WRITTEN TASK – Please copy the blog entry starting with "Thats better. I" and going on through "productive as well.", putting "notebook" in place of "laptop" wherever it appears.

DOCUMENT PASSAGE –

Friday 1 January 2010

2010; Rondom Stuff

Fuck, I haven't said anything in a while... Well its the new year, so that's all nice and dandy I suppose. First full proper decade I've lived through. Not like that actually means anything. Christmas break was good, sort of down cause its coming to a close, I've only got one more night that I can stay up late without any consequences the next day. I got a shiny new computer for christmas, which is awesome. Huge hard drive, good processor, plenty of memory; everything I want from a computer. I can continue to write my website, now that I can get MAMP to work and finally start turning it into PHP, which will make everything so much easier once it gets set up properly. Then I've got to buy a domain and space on a server. Then again, I don't think its really going to take off before I'm 16, because that is when I plan on getting a job, and because the whole damn world revolves around money, I can't really do shit without it. So I'll write the thing, but I'll be stuck without much content until I can afford to buy the things I need to make the stuff that I want to put up there.
My feet are cold.
Thats better. I don't know why my room is so cold, its not even like my face is cold or anything, just my feet. Go figure.

But yah... There is a lot of stuff I need to do... I'm not going to do it while break is still going though. I might as well be constructive while procrastinating then just take away from my time now. I use my wall and sticky notes as a to-do list, and I haven't updated of even looked at that for a good month now. I'm going to be spending more time in my room opposed to the basement now that my computer is up here, and I'm using a desktop rather than a laptop. I like the portableness of a laptop better, but I prefer the desktop. More powerful, looks a LOT better, and I can't hide what I'm doing, so I'm more productive as well.

DATASET EXCERPTS –

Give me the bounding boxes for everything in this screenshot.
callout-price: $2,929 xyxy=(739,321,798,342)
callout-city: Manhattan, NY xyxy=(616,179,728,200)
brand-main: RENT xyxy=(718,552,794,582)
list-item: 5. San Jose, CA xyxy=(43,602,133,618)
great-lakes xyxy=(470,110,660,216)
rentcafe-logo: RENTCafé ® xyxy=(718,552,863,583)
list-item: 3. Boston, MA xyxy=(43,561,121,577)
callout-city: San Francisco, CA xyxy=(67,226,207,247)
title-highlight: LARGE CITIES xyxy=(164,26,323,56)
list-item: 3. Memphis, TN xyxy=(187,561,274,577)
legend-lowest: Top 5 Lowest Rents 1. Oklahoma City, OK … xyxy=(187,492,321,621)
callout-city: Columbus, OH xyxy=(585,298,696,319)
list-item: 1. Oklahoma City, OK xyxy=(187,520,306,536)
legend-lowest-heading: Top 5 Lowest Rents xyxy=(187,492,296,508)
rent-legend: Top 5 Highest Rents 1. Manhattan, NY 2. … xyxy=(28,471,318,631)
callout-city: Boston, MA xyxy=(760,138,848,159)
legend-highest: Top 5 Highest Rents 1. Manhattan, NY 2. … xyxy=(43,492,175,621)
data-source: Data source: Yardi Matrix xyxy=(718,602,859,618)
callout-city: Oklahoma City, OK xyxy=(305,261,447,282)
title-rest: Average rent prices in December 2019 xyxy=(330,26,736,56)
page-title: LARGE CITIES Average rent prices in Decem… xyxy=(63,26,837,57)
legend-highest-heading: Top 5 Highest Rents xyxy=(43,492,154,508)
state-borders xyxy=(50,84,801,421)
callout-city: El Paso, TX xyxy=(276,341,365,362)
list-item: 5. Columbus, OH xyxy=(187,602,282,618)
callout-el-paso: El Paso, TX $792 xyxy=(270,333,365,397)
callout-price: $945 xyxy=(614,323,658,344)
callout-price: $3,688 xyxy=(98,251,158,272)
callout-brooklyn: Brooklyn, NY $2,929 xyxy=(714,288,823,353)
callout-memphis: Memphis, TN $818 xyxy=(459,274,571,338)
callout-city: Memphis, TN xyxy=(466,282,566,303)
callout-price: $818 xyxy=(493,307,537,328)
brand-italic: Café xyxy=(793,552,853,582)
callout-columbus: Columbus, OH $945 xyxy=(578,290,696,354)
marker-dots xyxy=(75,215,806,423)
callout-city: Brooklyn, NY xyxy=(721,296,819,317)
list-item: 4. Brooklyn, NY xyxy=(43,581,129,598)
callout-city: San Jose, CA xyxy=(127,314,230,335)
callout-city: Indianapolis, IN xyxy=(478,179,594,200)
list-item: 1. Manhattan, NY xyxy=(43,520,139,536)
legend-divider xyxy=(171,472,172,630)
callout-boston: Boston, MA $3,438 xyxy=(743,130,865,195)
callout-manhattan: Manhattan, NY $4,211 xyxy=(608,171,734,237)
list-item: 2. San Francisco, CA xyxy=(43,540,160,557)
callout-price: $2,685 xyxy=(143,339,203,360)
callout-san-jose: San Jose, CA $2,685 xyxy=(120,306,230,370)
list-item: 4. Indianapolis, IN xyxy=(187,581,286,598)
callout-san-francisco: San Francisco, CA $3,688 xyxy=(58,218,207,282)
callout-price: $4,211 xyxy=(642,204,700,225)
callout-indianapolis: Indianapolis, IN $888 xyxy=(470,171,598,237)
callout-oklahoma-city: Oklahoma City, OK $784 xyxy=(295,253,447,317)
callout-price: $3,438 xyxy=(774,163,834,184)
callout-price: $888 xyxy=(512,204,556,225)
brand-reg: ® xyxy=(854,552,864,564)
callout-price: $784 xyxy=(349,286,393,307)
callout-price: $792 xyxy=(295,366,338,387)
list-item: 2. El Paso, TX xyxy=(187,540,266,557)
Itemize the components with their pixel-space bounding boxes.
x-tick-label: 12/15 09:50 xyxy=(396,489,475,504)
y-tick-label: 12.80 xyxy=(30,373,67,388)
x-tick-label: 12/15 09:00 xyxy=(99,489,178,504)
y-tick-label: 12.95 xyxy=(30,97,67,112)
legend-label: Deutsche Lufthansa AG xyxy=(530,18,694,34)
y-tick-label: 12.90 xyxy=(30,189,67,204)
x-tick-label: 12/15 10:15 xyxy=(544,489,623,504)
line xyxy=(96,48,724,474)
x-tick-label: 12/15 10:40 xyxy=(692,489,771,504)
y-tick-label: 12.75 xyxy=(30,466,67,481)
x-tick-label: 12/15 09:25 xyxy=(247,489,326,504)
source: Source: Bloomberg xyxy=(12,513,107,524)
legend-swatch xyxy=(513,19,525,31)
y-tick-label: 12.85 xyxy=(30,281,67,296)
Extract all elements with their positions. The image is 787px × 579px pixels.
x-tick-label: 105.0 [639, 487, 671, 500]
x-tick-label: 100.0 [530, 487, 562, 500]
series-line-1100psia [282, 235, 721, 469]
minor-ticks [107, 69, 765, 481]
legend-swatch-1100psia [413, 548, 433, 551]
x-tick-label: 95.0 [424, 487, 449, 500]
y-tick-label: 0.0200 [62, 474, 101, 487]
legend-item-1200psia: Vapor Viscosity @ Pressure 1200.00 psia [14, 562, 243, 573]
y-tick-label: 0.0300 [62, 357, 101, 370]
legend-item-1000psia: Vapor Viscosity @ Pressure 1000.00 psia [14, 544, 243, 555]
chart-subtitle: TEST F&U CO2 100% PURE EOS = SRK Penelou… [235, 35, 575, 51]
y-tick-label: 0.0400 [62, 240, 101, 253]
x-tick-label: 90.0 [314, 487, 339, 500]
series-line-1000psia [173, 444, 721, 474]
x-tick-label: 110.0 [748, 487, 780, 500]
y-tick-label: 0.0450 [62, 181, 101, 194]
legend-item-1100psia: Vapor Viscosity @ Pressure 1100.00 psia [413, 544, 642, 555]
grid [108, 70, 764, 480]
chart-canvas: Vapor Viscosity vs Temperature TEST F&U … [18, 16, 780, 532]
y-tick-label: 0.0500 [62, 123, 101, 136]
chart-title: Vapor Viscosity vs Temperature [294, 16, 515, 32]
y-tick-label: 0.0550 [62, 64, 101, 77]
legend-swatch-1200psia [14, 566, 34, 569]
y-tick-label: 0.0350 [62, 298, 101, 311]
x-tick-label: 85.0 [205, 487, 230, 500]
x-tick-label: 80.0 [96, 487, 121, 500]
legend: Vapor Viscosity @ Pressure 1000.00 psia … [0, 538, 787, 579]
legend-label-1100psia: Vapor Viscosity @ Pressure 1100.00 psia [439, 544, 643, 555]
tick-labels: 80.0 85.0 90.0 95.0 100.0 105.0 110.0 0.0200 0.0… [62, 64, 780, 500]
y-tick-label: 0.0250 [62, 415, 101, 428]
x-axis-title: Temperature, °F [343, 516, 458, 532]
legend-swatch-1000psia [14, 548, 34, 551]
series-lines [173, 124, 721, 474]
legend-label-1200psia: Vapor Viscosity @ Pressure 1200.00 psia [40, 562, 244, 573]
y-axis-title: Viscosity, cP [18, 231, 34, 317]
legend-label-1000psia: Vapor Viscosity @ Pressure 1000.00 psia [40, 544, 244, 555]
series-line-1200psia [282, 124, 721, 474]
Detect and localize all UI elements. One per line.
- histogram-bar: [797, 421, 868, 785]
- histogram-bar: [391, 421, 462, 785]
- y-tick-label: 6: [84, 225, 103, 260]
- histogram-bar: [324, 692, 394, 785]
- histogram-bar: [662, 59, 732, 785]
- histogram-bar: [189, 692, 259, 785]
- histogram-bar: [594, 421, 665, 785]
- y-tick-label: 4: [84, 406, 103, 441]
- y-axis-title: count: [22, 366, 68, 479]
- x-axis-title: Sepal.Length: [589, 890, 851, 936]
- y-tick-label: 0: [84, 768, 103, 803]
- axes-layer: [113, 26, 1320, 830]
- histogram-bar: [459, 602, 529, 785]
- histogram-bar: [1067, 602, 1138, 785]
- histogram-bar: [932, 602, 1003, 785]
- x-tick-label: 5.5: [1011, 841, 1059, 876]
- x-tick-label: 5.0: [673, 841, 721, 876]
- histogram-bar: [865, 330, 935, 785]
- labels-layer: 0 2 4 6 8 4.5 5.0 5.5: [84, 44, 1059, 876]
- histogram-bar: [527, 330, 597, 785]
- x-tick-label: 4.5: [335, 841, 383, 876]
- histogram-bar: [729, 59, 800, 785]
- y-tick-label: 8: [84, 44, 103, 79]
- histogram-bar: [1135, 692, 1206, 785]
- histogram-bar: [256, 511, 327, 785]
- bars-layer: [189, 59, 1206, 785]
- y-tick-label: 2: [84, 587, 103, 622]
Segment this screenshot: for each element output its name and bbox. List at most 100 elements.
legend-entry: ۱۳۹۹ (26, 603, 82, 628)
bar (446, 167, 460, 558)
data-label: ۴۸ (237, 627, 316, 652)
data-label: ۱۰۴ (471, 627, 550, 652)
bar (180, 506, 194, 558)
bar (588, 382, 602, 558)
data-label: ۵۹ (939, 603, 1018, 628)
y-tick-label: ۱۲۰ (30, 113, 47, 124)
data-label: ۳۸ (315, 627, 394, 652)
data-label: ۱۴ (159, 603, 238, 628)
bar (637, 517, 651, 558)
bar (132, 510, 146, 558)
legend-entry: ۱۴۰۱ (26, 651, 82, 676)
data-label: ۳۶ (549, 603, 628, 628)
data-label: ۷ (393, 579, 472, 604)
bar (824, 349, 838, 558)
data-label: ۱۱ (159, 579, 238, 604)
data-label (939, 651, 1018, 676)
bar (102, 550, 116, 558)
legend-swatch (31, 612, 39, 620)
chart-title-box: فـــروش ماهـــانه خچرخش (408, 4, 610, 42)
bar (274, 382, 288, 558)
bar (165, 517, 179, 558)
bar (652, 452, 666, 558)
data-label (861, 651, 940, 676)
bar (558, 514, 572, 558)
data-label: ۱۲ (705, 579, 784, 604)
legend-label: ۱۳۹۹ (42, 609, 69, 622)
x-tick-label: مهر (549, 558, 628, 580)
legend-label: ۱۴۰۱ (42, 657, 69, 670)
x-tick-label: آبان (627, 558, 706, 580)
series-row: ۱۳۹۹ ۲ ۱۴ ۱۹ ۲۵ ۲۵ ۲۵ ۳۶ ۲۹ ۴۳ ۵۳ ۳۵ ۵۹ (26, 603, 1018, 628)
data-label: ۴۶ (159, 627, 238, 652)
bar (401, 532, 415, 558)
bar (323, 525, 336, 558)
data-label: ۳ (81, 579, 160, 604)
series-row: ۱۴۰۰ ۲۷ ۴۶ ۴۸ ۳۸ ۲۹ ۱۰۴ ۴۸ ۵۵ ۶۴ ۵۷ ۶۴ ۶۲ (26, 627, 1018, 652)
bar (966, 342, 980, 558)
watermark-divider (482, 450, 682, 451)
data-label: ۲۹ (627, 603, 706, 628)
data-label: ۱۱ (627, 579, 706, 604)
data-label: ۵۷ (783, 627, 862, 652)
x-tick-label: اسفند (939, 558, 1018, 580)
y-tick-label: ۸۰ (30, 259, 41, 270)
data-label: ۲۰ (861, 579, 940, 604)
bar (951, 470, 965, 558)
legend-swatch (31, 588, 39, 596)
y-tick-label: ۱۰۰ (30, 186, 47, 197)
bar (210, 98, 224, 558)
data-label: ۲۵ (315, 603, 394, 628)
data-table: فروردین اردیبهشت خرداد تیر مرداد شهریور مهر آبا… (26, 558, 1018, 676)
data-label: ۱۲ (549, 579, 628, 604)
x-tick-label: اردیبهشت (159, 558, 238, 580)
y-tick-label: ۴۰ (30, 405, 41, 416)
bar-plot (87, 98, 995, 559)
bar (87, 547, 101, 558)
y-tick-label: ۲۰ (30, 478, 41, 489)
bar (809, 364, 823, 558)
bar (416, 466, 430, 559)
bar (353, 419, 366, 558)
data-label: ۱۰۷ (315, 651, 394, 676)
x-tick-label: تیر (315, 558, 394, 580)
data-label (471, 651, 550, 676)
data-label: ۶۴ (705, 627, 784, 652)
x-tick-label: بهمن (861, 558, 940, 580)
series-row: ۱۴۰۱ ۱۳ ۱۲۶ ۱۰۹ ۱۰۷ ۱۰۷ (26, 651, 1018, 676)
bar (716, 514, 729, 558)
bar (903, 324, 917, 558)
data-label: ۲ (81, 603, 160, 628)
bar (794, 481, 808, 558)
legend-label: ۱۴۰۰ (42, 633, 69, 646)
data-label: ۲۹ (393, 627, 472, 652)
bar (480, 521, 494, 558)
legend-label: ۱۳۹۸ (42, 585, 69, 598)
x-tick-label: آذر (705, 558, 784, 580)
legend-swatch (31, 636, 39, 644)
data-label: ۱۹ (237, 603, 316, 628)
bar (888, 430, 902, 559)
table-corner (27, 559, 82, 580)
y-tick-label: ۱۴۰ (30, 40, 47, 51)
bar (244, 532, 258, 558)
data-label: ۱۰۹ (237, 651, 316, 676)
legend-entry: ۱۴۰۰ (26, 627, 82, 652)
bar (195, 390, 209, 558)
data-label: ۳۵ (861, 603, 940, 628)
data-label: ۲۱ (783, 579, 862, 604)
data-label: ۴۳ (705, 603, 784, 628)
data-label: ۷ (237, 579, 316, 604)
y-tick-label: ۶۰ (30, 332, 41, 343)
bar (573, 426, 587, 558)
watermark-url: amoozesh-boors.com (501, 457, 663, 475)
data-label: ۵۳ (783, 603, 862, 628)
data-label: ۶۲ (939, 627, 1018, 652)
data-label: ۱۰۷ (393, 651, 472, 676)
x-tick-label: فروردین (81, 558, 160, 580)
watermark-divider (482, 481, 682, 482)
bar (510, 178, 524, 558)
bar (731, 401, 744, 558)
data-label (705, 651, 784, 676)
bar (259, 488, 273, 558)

TASK ANSWER –
Thats better. I don't know why my room is so cold, its not even like my face is cold or anything, just my feet. Go figure.

But yah... There is a lot of stuff I need to do... I'm not going to do it while break is still going though. I might as well be constructive while procrastinating then just take away from my time now. I use my wall and sticky notes as a to-do list, and I haven't updated of even looked at that for a good month now. I'm going to be spending more time in my room opposed to the basement now that my computer is up here, and I'm using a desktop rather than a notebook. I like the portableness of a notebook better, but I prefer the desktop. More powerful, looks a LOT better, and I can't hide what I'm doing, so I'm more productive as well.